• [What to do]: In the entries below, count the lines holding "name". Reply with the number only.

• [Provided material]:
^^^^
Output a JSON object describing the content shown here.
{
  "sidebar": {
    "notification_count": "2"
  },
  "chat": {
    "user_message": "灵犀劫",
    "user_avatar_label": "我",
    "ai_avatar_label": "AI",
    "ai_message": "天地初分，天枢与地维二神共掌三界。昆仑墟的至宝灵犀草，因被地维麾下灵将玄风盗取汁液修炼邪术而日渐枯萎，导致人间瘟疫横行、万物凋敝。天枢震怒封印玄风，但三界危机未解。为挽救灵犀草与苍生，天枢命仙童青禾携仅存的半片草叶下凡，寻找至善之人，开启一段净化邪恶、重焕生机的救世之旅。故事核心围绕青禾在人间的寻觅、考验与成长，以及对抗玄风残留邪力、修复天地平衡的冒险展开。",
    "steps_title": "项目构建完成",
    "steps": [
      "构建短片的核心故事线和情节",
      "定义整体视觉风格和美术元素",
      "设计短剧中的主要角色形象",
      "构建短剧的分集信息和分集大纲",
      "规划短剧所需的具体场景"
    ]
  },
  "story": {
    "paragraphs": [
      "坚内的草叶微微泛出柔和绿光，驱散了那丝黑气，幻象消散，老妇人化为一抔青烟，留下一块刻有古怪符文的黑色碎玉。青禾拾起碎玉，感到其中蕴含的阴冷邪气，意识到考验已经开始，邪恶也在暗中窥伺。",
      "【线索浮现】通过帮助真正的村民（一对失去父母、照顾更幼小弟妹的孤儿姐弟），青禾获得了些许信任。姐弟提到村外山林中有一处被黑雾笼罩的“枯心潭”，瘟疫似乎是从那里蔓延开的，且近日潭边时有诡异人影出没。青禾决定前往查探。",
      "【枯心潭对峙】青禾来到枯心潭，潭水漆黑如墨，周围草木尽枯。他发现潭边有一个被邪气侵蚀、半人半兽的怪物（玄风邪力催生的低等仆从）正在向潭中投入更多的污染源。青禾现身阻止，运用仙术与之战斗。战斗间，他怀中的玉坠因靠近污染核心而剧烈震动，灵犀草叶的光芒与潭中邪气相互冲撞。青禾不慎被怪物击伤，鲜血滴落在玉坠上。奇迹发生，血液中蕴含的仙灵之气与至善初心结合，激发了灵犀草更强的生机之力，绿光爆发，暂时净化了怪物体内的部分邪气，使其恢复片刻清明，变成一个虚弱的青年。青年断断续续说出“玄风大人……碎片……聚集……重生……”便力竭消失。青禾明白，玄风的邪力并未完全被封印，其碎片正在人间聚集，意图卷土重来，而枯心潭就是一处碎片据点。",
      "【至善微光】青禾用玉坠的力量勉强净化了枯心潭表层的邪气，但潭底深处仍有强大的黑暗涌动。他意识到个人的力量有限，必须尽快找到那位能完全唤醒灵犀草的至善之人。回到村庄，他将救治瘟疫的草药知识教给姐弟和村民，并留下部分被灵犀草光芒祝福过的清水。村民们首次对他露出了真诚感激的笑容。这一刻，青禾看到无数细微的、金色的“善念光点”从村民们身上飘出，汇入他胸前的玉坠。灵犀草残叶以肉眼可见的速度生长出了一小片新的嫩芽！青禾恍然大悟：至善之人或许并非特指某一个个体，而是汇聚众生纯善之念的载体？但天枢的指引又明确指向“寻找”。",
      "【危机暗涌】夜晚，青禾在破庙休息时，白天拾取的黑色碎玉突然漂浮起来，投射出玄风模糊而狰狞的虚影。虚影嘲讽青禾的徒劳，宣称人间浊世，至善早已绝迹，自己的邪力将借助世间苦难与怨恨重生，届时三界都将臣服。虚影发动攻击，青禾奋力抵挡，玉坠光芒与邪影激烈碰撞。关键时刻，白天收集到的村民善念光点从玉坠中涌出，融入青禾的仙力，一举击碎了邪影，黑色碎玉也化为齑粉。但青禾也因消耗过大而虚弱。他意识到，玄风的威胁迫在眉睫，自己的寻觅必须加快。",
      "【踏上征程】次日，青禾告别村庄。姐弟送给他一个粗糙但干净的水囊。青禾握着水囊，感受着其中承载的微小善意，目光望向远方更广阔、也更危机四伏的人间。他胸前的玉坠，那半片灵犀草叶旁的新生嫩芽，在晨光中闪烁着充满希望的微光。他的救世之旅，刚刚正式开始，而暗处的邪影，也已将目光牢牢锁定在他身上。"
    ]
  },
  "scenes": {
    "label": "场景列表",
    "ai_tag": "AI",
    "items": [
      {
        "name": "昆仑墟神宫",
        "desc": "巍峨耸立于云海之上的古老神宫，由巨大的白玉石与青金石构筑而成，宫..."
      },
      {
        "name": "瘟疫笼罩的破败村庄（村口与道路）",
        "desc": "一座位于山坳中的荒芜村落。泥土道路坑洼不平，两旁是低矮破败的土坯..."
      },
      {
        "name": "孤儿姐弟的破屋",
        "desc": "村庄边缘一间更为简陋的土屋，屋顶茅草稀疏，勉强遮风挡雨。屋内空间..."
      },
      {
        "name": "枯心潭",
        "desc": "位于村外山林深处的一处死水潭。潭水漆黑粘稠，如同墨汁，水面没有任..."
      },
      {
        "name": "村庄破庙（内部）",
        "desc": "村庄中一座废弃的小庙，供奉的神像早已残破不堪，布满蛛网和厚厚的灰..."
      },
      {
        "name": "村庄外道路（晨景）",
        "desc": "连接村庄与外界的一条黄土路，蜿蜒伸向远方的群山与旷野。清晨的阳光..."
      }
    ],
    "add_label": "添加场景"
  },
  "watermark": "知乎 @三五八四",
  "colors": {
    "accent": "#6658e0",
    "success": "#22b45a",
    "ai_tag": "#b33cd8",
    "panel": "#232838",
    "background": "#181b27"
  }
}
^^^^
• [Response for this exercise]: 6